▶ [Work to be completed]:
Output the material beneath this task exactly, images excluded.

(Saved data entries)
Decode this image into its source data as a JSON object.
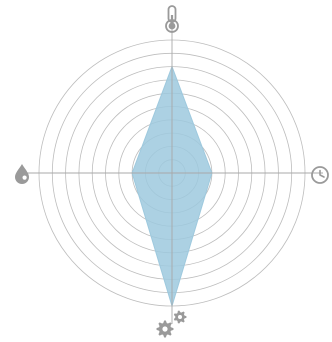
{
  "chart_data": {
    "type": "radar",
    "axes": [
      {
        "icon": "thermometer-icon",
        "value": 0.8
      },
      {
        "icon": "clock-icon",
        "value": 0.3
      },
      {
        "icon": "gears-icon",
        "value": 1.0
      },
      {
        "icon": "water-drop-icon",
        "value": 0.3
      }
    ],
    "ring_count": 10,
    "range": [
      0,
      1
    ],
    "grid": true,
    "colors": {
      "fill": "#9ec9de",
      "stroke": "#9ec9de",
      "grid": "#bdbdbd",
      "axis": "#a8a8a8",
      "icons": "#9a9a9a"
    }
  }
}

▶ [Result]:
Decode this image into its source data as a JSON object.
{
  "chart_data": {
    "type": "radar",
    "axes": [
      {
        "icon": "thermometer-icon",
        "value": 0.8
      },
      {
        "icon": "clock-icon",
        "value": 0.3
      },
      {
        "icon": "gears-icon",
        "value": 1.0
      },
      {
        "icon": "water-drop-icon",
        "value": 0.3
      }
    ],
    "ring_count": 10,
    "range": [
      0,
      1
    ],
    "grid": true,
    "colors": {
      "fill": "#9ec9de",
      "stroke": "#9ec9de",
      "grid": "#bdbdbd",
      "axis": "#a8a8a8",
      "icons": "#9a9a9a"
    }
  }
}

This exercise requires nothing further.